## Short task:
Copy each line of the entries that contains the word "explore".

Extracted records

start

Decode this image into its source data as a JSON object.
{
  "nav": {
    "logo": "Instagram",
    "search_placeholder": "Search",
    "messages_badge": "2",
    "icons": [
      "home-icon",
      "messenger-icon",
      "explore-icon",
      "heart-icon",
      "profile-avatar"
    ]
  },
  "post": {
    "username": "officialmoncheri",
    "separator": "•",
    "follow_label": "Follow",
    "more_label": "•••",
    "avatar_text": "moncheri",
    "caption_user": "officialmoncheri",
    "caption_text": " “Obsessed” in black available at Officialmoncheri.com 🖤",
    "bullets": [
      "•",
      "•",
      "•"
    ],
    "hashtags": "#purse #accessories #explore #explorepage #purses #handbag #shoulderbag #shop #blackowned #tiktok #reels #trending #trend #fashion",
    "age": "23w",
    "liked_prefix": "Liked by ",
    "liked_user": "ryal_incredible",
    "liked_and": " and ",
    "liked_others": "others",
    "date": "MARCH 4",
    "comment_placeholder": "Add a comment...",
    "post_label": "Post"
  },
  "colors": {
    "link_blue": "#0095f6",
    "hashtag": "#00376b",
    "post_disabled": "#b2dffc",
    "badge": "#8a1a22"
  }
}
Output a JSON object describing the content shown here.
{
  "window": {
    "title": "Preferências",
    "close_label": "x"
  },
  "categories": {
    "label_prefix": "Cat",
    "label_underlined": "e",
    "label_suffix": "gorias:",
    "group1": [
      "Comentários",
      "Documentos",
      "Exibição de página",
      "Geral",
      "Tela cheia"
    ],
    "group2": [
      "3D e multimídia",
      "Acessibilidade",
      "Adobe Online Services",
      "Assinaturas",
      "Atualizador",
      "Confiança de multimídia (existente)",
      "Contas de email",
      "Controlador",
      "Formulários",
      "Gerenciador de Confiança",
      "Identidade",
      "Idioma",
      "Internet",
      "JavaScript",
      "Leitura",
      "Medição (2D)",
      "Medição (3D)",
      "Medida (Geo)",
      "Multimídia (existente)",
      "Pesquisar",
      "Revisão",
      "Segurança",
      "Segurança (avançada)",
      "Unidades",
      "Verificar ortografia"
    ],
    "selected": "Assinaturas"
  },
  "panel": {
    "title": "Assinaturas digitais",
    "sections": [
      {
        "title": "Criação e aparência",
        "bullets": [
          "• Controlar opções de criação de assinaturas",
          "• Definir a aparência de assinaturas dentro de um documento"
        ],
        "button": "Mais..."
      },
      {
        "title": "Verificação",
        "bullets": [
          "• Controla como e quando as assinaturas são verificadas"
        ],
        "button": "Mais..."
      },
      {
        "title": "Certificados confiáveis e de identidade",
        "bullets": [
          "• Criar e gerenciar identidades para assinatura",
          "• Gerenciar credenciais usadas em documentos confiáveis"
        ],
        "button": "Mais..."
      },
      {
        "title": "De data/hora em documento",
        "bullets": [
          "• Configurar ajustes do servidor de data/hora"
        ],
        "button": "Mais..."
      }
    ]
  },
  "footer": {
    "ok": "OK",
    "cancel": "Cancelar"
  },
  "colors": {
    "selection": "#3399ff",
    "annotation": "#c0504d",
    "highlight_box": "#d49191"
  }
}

end

## Response below:
      "explore-icon",
    "hashtags": "#purse #accessories #explore #explorepage #purses #handbag #shoulderbag #shop #blackowned #tiktok #reels #trending #trend #fashion",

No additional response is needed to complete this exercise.